* [REQUIREMENT]: Set down the full listing exactly as given. Any pictures are to be left out.

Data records
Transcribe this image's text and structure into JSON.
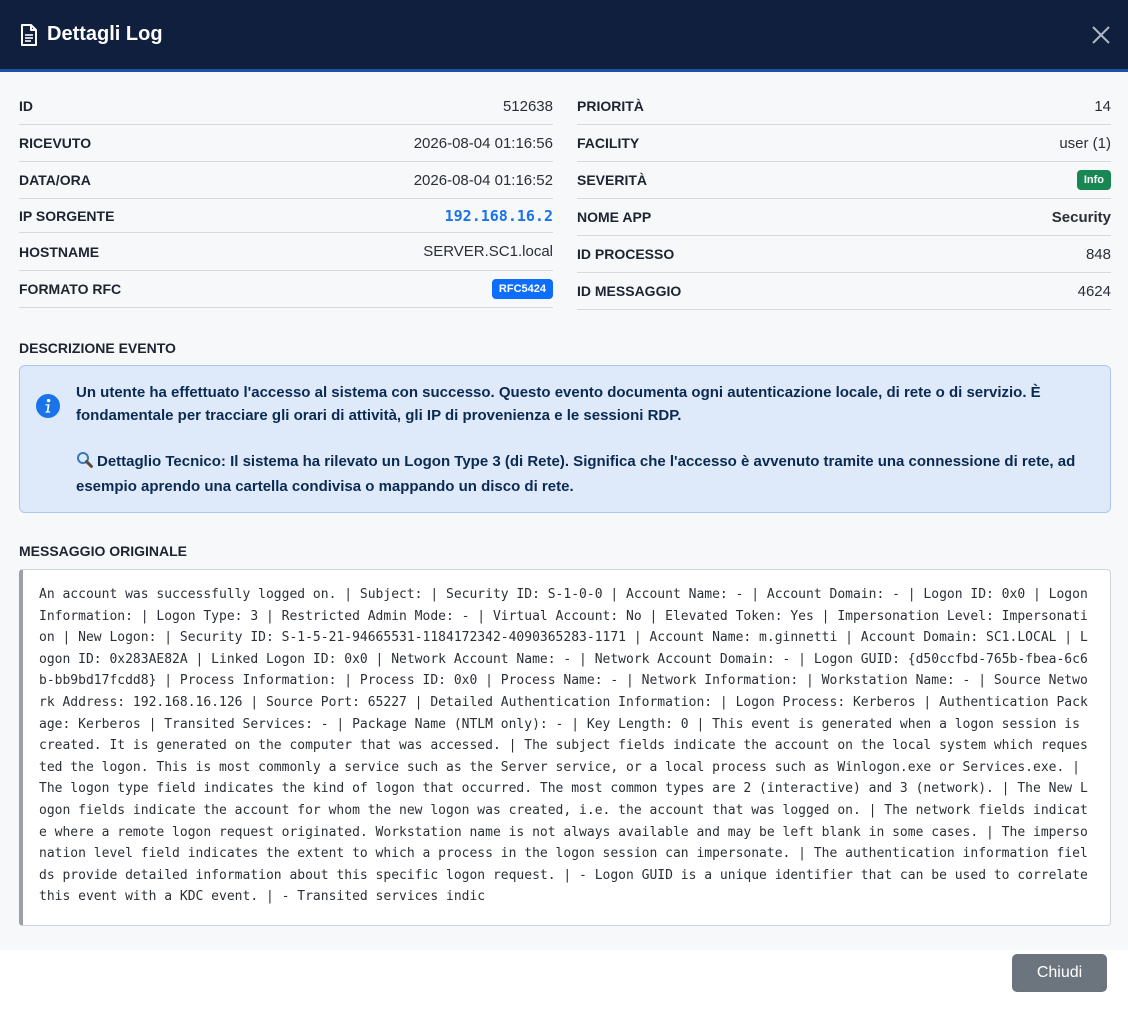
{
  "header": {
    "title": "Dettagli Log"
  },
  "details": {
    "left": [
      {
        "label": "ID",
        "value": "512638"
      },
      {
        "label": "RICEVUTO",
        "value": "2026-08-04 01:16:56"
      },
      {
        "label": "DATA/ORA",
        "value": "2026-08-04 01:16:52"
      },
      {
        "label": "IP SORGENTE",
        "value": "192.168.16.2"
      },
      {
        "label": "HOSTNAME",
        "value": "SERVER.SC1.local"
      },
      {
        "label": "FORMATO RFC",
        "value": "RFC5424"
      }
    ],
    "right": [
      {
        "label": "PRIORITÀ",
        "value": "14"
      },
      {
        "label": "FACILITY",
        "value": "user (1)"
      },
      {
        "label": "SEVERITÀ",
        "value": "Info"
      },
      {
        "label": "NOME APP",
        "value": "Security"
      },
      {
        "label": "ID PROCESSO",
        "value": "848"
      },
      {
        "label": "ID MESSAGGIO",
        "value": "4624"
      }
    ]
  },
  "colors": {
    "header_bg": "#0f1f3d",
    "accent": "#1a73e8",
    "badge_rfc": "#0d6efd",
    "badge_info": "#198754",
    "info_bg": "#deeafa",
    "button": "#6c757d"
  },
  "description": {
    "title": "DESCRIZIONE EVENTO",
    "text": "Un utente ha effettuato l'accesso al sistema con successo. Questo evento documenta ogni autenticazione locale, di rete o di servizio. È fondamentale per tracciare gli orari di attività, gli IP di provenienza e le sessioni RDP.",
    "technical": "Dettaglio Tecnico: Il sistema ha rilevato un Logon Type 3 (di Rete). Significa che l'accesso è avvenuto tramite una connessione di rete, ad esempio aprendo una cartella condivisa o mappando un disco di rete."
  },
  "raw": {
    "title": "MESSAGGIO ORIGINALE",
    "text": "An account was successfully logged on. | Subject: | Security ID: S-1-0-0 | Account Name: - | Account Domain: - | Logon ID: 0x0 | Logon Information: | Logon Type: 3 | Restricted Admin Mode: - | Virtual Account: No | Elevated Token: Yes | Impersonation Level: Impersonation | New Logon: | Security ID: S-1-5-21-94665531-1184172342-4090365283-1171 | Account Name: m.ginnetti | Account Domain: SC1.LOCAL | Logon ID: 0x283AE82A | Linked Logon ID: 0x0 | Network Account Name: - | Network Account Domain: - | Logon GUID: {d50ccfbd-765b-fbea-6c6b-bb9bd17fcdd8} | Process Information: | Process ID: 0x0 | Process Name: - | Network Information: | Workstation Name: - | Source Network Address: 192.168.16.126 | Source Port: 65227 | Detailed Authentication Information: | Logon Process: Kerberos | Authentication Package: Kerberos | Transited Services: - | Package Name (NTLM only): - | Key Length: 0 | This event is generated when a logon session is created. It is generated on the computer that was accessed. | The subject fields indicate the account on the local system which requested the logon. This is most commonly a service such as the Server service, or a local process such as Winlogon.exe or Services.exe. | The logon type field indicates the kind of logon that occurred. The most common types are 2 (interactive) and 3 (network). | The New Logon fields indicate the account for whom the new logon was created, i.e. the account that was logged on. | The network fields indicate where a remote logon request originated. Workstation name is not always available and may be left blank in some cases. | The impersonation level field indicates the extent to which a process in the logon session can impersonate. | The authentication information fields provide detailed information about this specific logon request. | - Logon GUID is a unique identifier that can be used to correlate this event with a KDC event. | - Transited services indic"
  },
  "footer": {
    "close_label": "Chiudi"
  },
  "icons": {
    "header": "document-icon",
    "close": "close-icon",
    "info": "info-circle-icon",
    "technical": "magnifier-icon"
  }
}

* [EXERCISE RESULT]:
Transcribe this image's text and structure into JSON.
{
  "header": {
    "title": "Dettagli Log"
  },
  "details": {
    "left": [
      {
        "label": "ID",
        "value": "512638"
      },
      {
        "label": "RICEVUTO",
        "value": "2026-08-04 01:16:56"
      },
      {
        "label": "DATA/ORA",
        "value": "2026-08-04 01:16:52"
      },
      {
        "label": "IP SORGENTE",
        "value": "192.168.16.2"
      },
      {
        "label": "HOSTNAME",
        "value": "SERVER.SC1.local"
      },
      {
        "label": "FORMATO RFC",
        "value": "RFC5424"
      }
    ],
    "right": [
      {
        "label": "PRIORITÀ",
        "value": "14"
      },
      {
        "label": "FACILITY",
        "value": "user (1)"
      },
      {
        "label": "SEVERITÀ",
        "value": "Info"
      },
      {
        "label": "NOME APP",
        "value": "Security"
      },
      {
        "label": "ID PROCESSO",
        "value": "848"
      },
      {
        "label": "ID MESSAGGIO",
        "value": "4624"
      }
    ]
  },
  "colors": {
    "header_bg": "#0f1f3d",
    "accent": "#1a73e8",
    "badge_rfc": "#0d6efd",
    "badge_info": "#198754",
    "info_bg": "#deeafa",
    "button": "#6c757d"
  },
  "description": {
    "title": "DESCRIZIONE EVENTO",
    "text": "Un utente ha effettuato l'accesso al sistema con successo. Questo evento documenta ogni autenticazione locale, di rete o di servizio. È fondamentale per tracciare gli orari di attività, gli IP di provenienza e le sessioni RDP.",
    "technical": "Dettaglio Tecnico: Il sistema ha rilevato un Logon Type 3 (di Rete). Significa che l'accesso è avvenuto tramite una connessione di rete, ad esempio aprendo una cartella condivisa o mappando un disco di rete."
  },
  "raw": {
    "title": "MESSAGGIO ORIGINALE",
    "text": "An account was successfully logged on. | Subject: | Security ID: S-1-0-0 | Account Name: - | Account Domain: - | Logon ID: 0x0 | Logon Information: | Logon Type: 3 | Restricted Admin Mode: - | Virtual Account: No | Elevated Token: Yes | Impersonation Level: Impersonation | New Logon: | Security ID: S-1-5-21-94665531-1184172342-4090365283-1171 | Account Name: m.ginnetti | Account Domain: SC1.LOCAL | Logon ID: 0x283AE82A | Linked Logon ID: 0x0 | Network Account Name: - | Network Account Domain: - | Logon GUID: {d50ccfbd-765b-fbea-6c6b-bb9bd17fcdd8} | Process Information: | Process ID: 0x0 | Process Name: - | Network Information: | Workstation Name: - | Source Network Address: 192.168.16.126 | Source Port: 65227 | Detailed Authentication Information: | Logon Process: Kerberos | Authentication Package: Kerberos | Transited Services: - | Package Name (NTLM only): - | Key Length: 0 | This event is generated when a logon session is created. It is generated on the computer that was accessed. | The subject fields indicate the account on the local system which requested the logon. This is most commonly a service such as the Server service, or a local process such as Winlogon.exe or Services.exe. | The logon type field indicates the kind of logon that occurred. The most common types are 2 (interactive) and 3 (network). | The New Logon fields indicate the account for whom the new logon was created, i.e. the account that was logged on. | The network fields indicate where a remote logon request originated. Workstation name is not always available and may be left blank in some cases. | The impersonation level field indicates the extent to which a process in the logon session can impersonate. | The authentication information fields provide detailed information about this specific logon request. | - Logon GUID is a unique identifier that can be used to correlate this event with a KDC event. | - Transited services indic"
  },
  "footer": {
    "close_label": "Chiudi"
  },
  "icons": {
    "header": "document-icon",
    "close": "close-icon",
    "info": "info-circle-icon",
    "technical": "magnifier-icon"
  }
}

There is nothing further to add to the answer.